» **GIVEN PROBLEM**: Return each line of the listing that contains the string "Pipe".

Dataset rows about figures
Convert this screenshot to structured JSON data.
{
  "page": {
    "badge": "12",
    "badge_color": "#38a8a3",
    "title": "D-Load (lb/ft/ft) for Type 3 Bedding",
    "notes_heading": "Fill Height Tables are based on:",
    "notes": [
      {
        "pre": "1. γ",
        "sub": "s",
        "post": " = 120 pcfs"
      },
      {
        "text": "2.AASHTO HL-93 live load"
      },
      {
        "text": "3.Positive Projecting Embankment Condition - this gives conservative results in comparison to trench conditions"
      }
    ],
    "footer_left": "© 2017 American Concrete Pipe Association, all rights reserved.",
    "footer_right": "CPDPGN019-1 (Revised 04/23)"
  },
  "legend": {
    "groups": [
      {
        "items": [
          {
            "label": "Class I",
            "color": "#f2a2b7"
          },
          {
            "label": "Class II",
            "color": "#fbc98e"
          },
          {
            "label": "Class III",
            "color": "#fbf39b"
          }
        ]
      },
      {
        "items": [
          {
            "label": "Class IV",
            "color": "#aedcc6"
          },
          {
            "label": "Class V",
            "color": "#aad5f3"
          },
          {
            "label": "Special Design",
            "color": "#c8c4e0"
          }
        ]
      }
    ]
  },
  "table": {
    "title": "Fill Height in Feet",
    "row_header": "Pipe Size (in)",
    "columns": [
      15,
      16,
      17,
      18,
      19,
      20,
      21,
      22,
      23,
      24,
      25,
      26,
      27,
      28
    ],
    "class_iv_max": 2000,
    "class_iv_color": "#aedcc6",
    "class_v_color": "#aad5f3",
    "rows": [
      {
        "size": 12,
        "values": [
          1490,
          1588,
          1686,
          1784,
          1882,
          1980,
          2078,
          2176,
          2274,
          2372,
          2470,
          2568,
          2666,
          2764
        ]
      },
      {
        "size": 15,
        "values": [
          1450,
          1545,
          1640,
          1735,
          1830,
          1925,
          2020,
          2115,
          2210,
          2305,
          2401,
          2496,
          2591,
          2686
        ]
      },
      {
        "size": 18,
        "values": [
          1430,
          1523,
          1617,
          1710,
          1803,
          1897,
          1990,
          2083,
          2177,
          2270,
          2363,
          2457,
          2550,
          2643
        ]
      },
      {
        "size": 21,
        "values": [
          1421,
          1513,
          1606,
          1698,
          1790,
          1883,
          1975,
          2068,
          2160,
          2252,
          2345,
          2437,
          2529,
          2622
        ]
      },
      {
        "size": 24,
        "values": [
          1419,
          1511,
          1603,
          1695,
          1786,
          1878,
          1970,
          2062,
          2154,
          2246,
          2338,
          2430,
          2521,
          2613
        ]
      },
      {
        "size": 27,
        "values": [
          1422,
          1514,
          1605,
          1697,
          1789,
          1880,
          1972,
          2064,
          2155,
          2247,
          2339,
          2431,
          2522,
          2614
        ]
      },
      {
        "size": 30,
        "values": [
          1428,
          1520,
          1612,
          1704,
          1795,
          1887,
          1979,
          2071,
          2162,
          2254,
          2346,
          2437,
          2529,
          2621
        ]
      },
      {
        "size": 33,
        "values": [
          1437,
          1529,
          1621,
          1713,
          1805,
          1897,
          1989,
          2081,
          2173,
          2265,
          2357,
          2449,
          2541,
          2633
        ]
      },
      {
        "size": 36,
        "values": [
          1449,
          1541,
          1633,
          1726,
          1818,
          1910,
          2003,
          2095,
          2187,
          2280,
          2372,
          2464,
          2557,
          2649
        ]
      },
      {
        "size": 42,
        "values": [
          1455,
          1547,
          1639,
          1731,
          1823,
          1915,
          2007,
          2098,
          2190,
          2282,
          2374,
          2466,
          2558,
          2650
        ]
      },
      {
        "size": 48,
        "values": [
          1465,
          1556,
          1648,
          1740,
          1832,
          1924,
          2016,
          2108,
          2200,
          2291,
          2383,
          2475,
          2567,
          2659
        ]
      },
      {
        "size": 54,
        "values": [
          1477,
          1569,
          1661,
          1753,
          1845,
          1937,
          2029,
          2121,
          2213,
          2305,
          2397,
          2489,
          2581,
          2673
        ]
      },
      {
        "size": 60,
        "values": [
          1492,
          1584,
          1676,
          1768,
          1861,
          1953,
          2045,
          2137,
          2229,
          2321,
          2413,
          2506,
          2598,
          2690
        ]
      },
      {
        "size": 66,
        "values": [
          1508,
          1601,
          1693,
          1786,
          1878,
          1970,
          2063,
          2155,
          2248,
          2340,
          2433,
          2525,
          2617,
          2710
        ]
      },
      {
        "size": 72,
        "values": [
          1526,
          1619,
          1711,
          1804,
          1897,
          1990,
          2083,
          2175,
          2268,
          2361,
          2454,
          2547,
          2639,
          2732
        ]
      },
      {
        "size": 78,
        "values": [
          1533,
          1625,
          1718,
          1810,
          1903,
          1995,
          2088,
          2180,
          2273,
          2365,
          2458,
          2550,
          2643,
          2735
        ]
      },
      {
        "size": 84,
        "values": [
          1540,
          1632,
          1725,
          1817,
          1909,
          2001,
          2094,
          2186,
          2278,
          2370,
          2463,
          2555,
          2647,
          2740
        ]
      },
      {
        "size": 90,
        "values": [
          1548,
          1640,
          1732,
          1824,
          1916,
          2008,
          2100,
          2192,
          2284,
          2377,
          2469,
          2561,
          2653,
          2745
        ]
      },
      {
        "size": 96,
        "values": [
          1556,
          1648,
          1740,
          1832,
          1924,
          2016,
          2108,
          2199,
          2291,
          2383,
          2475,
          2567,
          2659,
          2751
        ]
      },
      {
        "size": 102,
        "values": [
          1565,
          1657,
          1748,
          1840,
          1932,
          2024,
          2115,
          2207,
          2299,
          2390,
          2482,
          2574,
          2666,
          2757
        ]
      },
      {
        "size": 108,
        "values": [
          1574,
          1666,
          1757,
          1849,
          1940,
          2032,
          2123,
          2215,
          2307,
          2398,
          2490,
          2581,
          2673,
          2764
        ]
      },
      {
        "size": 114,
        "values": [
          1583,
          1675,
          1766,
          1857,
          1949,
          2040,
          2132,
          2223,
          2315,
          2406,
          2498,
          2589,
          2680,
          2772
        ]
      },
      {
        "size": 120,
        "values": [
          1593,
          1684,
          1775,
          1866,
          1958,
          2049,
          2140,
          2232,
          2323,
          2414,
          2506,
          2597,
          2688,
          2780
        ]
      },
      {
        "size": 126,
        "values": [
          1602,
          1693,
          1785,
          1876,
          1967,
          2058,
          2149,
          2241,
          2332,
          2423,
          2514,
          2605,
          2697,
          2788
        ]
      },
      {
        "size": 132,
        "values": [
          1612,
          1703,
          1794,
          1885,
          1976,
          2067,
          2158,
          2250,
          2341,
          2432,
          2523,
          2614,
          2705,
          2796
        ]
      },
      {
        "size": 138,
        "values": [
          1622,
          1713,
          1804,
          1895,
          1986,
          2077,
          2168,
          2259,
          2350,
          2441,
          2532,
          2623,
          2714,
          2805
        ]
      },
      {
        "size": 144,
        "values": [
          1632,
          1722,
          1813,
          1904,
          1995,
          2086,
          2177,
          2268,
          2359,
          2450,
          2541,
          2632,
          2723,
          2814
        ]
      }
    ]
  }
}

» **ANSWER FOR THIS EXERCISE**:
    "footer_left": "© 2017 American Concrete Pipe Association, all rights reserved.",
    "row_header": "Pipe Size (in)",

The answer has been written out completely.